Problem to work on.
How many lines in the data below contain the string "Paliwa"? Reply with the number alone.

━━━━━ Input rows ━━━━━

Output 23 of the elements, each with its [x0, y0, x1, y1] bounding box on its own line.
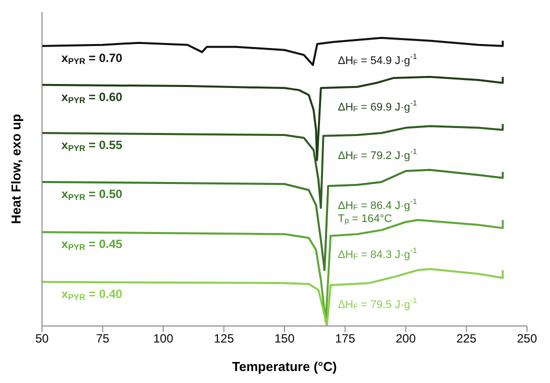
series-label: x$_{PYR}$ = 0.55: [61, 138, 123, 153]
series-label: x$_{PYR}$ = 0.70: [61, 51, 123, 66]
annotation: ΔH$_{F}$ = 69.9 J·g$^{-1}$: [338, 98, 417, 114]
x-tick-label: 200: [396, 332, 416, 346]
x-tick-label: 50: [35, 332, 49, 346]
series-label: x$_{PYR}$ = 0.45: [61, 237, 123, 252]
y-axis-title: Heat Flow, exo up: [8, 114, 24, 224]
annotation: ΔH$_{F}$ = 79.2 J·g$^{-1}$: [338, 148, 417, 163]
x-tick-label: 75: [96, 332, 110, 346]
x-axis-title: Temperature (°C): [232, 359, 337, 374]
x-tick-label: 225: [456, 332, 477, 346]
series-label: x$_{PYR}$ = 0.50: [61, 187, 123, 202]
x-tick-label: 125: [214, 332, 234, 346]
series-label: x$_{PYR}$ = 0.40: [61, 287, 123, 302]
x-tick-label: 100: [153, 332, 174, 346]
annotation: ΔH$_{F}$ = 54.9 J·g$^{-1}$: [338, 52, 417, 68]
series-label: x$_{PYR}$ = 0.60: [61, 90, 123, 104]
text: ΔH$_{F}$ = 86.4 J·g$^{-1}$ T$_{p}$ = 164°C: [338, 197, 417, 226]
x-tick-label: 175: [335, 332, 356, 346]
x-tick-label: 150: [274, 332, 295, 346]
annotation: ΔH$_{F}$ = 79.5 J·g$^{-1}$: [338, 296, 417, 312]
x-tick-label: 250: [516, 332, 538, 346]
annotation: ΔH$_{F}$ = 84.3 J·g$^{-1}$: [338, 246, 417, 262]
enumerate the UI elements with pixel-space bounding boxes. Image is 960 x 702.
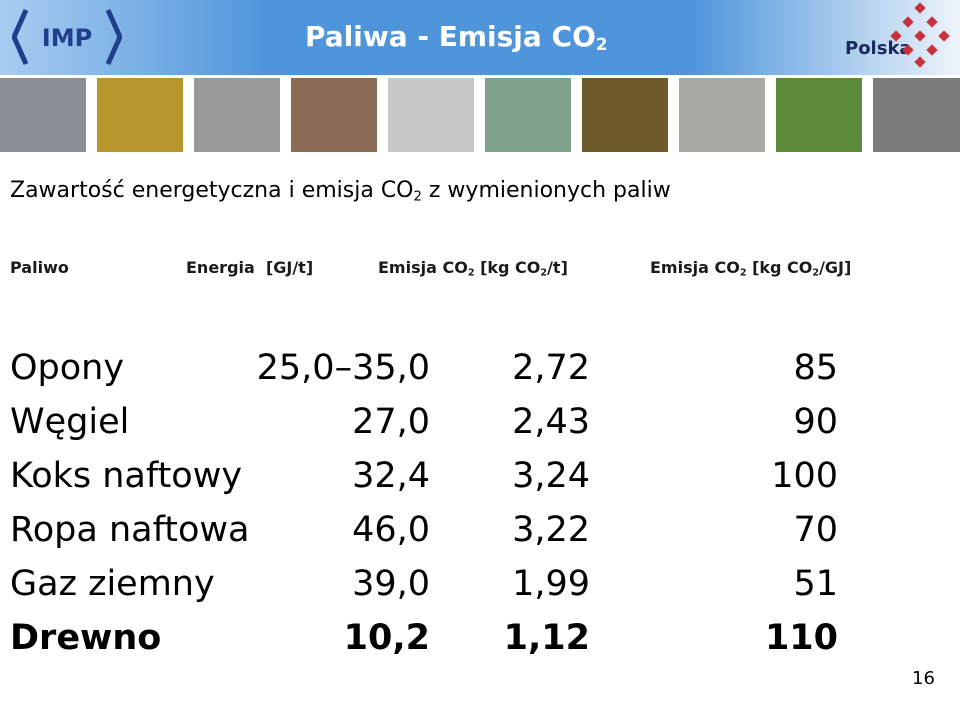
- column-header: Emisja CO2 [kg CO2/GJ]: [650, 258, 851, 278]
- cell-value: 25,0–35,0: [256, 348, 430, 388]
- text: Zawartość energetyczna i emisja CO: [10, 178, 414, 203]
- text: z wymienionych paliw: [421, 178, 671, 203]
- row-label: Koks naftowy: [10, 456, 243, 496]
- photo: [485, 78, 571, 152]
- cell-value: 10,2: [343, 618, 430, 658]
- cell-value: 70: [793, 510, 838, 550]
- subscript: 2: [739, 267, 747, 279]
- subscript: 2: [467, 267, 475, 279]
- subscript: 2: [595, 34, 608, 55]
- page-number: 16: [912, 668, 935, 689]
- cell-value: 46,0: [352, 510, 430, 550]
- title: Paliwa - Emisja CO2: [305, 20, 608, 54]
- cell-value: 51: [793, 564, 838, 604]
- text: /GJ]: [819, 258, 852, 277]
- cell-value: 1,12: [503, 618, 590, 658]
- logo-text: IMP: [42, 24, 92, 52]
- photo: [582, 78, 668, 152]
- cell-value: 90: [793, 402, 838, 442]
- text: [kg CO: [746, 258, 813, 277]
- row-label: Ropa naftowa: [10, 510, 250, 550]
- cell-value: 2,72: [512, 348, 590, 388]
- photo: [873, 78, 960, 152]
- row-label: Węgiel: [10, 402, 130, 442]
- photo: [194, 78, 280, 152]
- photo: [679, 78, 765, 152]
- cell-value: 85: [793, 348, 838, 388]
- cell-value: 1,99: [512, 564, 590, 604]
- row-label: Opony: [10, 348, 125, 388]
- text: Emisja CO: [378, 258, 468, 277]
- cell-value: 110: [764, 618, 838, 658]
- text: /t]: [547, 258, 568, 277]
- row-label: Gaz ziemny: [10, 564, 215, 604]
- photo: [97, 78, 183, 152]
- text: Energia [GJ/t]: [186, 258, 314, 277]
- cell-value: 27,0: [352, 402, 430, 442]
- brand-mark: [890, 2, 950, 68]
- photo: [776, 78, 862, 152]
- text: Paliwa - Emisja CO: [305, 20, 596, 53]
- cell-value: 3,24: [512, 456, 590, 496]
- subscript: 2: [812, 267, 820, 279]
- photo: [291, 78, 377, 152]
- column-header: Paliwo: [10, 258, 69, 277]
- cell-value: 32,4: [352, 456, 430, 496]
- text: [kg CO: [474, 258, 541, 277]
- cell-value: 3,22: [512, 510, 590, 550]
- text: Paliwo: [10, 258, 69, 277]
- header-band: [0, 0, 960, 75]
- cell-value: 100: [771, 456, 838, 496]
- brand: Polska: [845, 38, 912, 59]
- cell-value: 2,43: [512, 402, 590, 442]
- subtitle: Zawartość energetyczna i emisja CO2 z wy…: [10, 178, 671, 204]
- row-label: Drewno: [10, 618, 162, 658]
- photo: [0, 78, 86, 152]
- logo: IMP: [12, 8, 122, 66]
- text: Emisja CO: [650, 258, 740, 277]
- subscript: 2: [413, 189, 422, 205]
- subscript: 2: [540, 267, 548, 279]
- photo: [388, 78, 474, 152]
- cell-value: 39,0: [352, 564, 430, 604]
- column-header: Emisja CO2 [kg CO2/t]: [378, 258, 568, 278]
- column-header: Energia [GJ/t]: [186, 258, 313, 277]
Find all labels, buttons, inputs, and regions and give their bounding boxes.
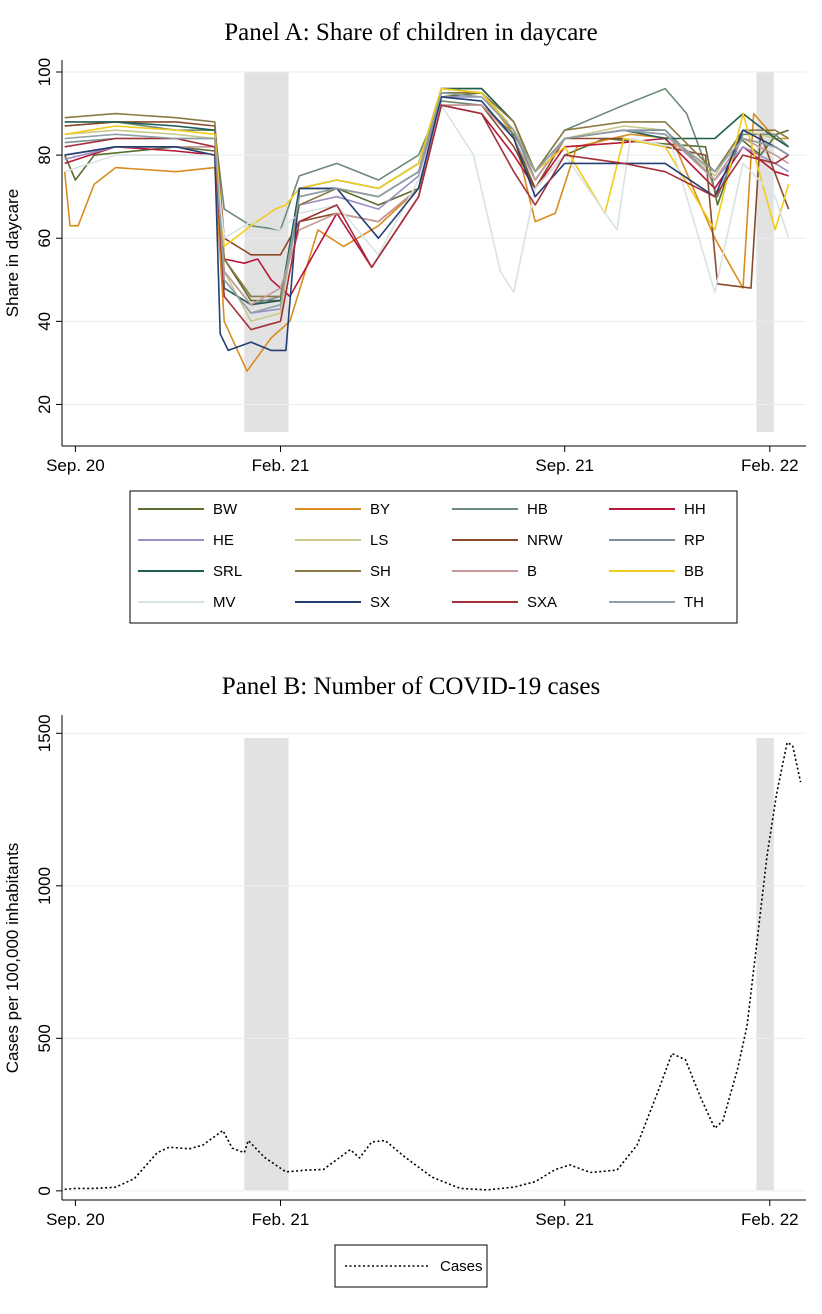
x-tick-label-sep-20: Sep. 20 (46, 456, 105, 475)
panel-a-x-ticks: Sep. 20 Feb. 21 Sep. 21 Feb. 22 (46, 446, 799, 475)
legend-label-bw: BW (213, 501, 238, 518)
series-line-th (64, 92, 790, 314)
legend-label-mv: MV (213, 594, 236, 611)
legend-label-sxa: SXA (527, 594, 557, 611)
panel-b-gridlines (62, 732, 806, 1192)
legend-label-he: HE (213, 532, 234, 549)
legend-label-hb: HB (527, 501, 548, 518)
series-line-rp (64, 92, 790, 306)
series-line-mv (64, 104, 790, 294)
series-line-nrw (64, 104, 790, 289)
panel-a: Panel A: Share of children in daycare 20… (3, 19, 806, 624)
panel-b-shaded-periods (244, 738, 774, 1190)
x-tick-label-feb-22: Feb. 22 (741, 1210, 799, 1229)
panel-b-y-label: Cases per 100,000 inhabitants (3, 843, 22, 1074)
series-line-sxa (64, 104, 790, 331)
legend-label-by: BY (370, 501, 390, 518)
panel-a-y-label: Share in daycare (3, 189, 22, 318)
y-tick-label-500: 500 (35, 1024, 54, 1052)
x-tick-label-feb-22: Feb. 22 (741, 456, 799, 475)
legend-label-nrw: NRW (527, 532, 563, 549)
legend-label-srl: SRL (213, 563, 242, 580)
x-tick-label-sep-21: Sep. 21 (535, 456, 594, 475)
y-tick-label-1500: 1500 (35, 714, 54, 752)
series-line-bw (63, 92, 789, 302)
y-tick-label-0: 0 (35, 1186, 54, 1195)
panel-a-title: Panel A: Share of children in daycare (224, 19, 597, 46)
legend-label-sh: SH (370, 563, 391, 580)
panel-b-title: Panel B: Number of COVID-19 cases (222, 673, 600, 700)
legend-label-b: B (527, 563, 537, 580)
series-line-sh (64, 92, 790, 298)
panel-b-y-ticks: 0 500 1000 1500 (35, 714, 62, 1196)
y-tick-label-60: 60 (35, 229, 54, 248)
x-tick-label-feb-21: Feb. 21 (252, 456, 310, 475)
series-line-cases (64, 741, 802, 1191)
legend-label-cases: Cases (440, 1258, 483, 1275)
panel-a-series-lines (63, 87, 790, 373)
y-tick-label-40: 40 (35, 312, 54, 331)
legend-label-ls: LS (370, 532, 388, 549)
legend-label-hh: HH (684, 501, 706, 518)
legend-label-sx: SX (370, 594, 390, 611)
panel-a-y-ticks: 20 40 60 80 100 (35, 58, 62, 414)
x-tick-label-feb-21: Feb. 21 (252, 1210, 310, 1229)
legend-label-rp: RP (684, 532, 705, 549)
legend-label-th: TH (684, 594, 704, 611)
series-line-ls (64, 87, 790, 323)
series-line-sx (64, 96, 790, 352)
series-line-srl (64, 87, 790, 306)
series-line-by (63, 87, 789, 373)
shaded-period-1 (244, 738, 289, 1190)
panel-b-series-lines (64, 741, 802, 1191)
series-line-hb (64, 87, 790, 231)
x-tick-label-sep-20: Sep. 20 (46, 1210, 105, 1229)
panel-b: Panel B: Number of COVID-19 cases 0 500 10… (3, 673, 806, 1288)
panel-b-legend: Cases (345, 1258, 483, 1275)
legend-label-bb: BB (684, 563, 704, 580)
panel-b-x-ticks: Sep. 20 Feb. 21 Sep. 21 Feb. 22 (46, 1200, 799, 1229)
shaded-period-2 (756, 738, 774, 1190)
x-tick-label-sep-21: Sep. 21 (535, 1210, 594, 1229)
y-tick-label-20: 20 (35, 395, 54, 414)
y-tick-label-100: 100 (35, 58, 54, 86)
y-tick-label-1000: 1000 (35, 867, 54, 905)
y-tick-label-80: 80 (35, 146, 54, 165)
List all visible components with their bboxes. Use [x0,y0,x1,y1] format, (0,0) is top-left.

━━━━━

In response.
2